• **Brief**
Read the entries below and pull out each line with the string "режиме".

'''

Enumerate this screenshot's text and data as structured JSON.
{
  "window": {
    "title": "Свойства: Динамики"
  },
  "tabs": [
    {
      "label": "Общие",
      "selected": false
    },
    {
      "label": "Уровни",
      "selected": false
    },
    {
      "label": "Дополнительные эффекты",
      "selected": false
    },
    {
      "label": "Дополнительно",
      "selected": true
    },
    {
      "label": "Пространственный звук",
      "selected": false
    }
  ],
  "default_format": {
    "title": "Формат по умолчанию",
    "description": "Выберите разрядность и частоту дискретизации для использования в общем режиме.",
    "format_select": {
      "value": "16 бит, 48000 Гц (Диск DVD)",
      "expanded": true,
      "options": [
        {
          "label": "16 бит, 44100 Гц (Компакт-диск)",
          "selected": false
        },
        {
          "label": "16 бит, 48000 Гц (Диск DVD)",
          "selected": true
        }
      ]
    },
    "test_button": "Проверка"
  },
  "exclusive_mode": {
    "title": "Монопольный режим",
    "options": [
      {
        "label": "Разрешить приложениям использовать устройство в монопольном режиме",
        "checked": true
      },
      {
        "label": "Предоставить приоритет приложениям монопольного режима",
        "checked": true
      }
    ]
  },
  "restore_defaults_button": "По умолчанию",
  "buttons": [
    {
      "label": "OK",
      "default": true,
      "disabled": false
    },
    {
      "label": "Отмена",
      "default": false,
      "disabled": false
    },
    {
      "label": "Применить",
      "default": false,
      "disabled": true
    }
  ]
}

'''

• **Result for this task**
    "description": "Выберите разрядность и частоту дискретизации для использования в общем режиме.",
        "label": "Разрешить приложениям использовать устройство в монопольном режиме",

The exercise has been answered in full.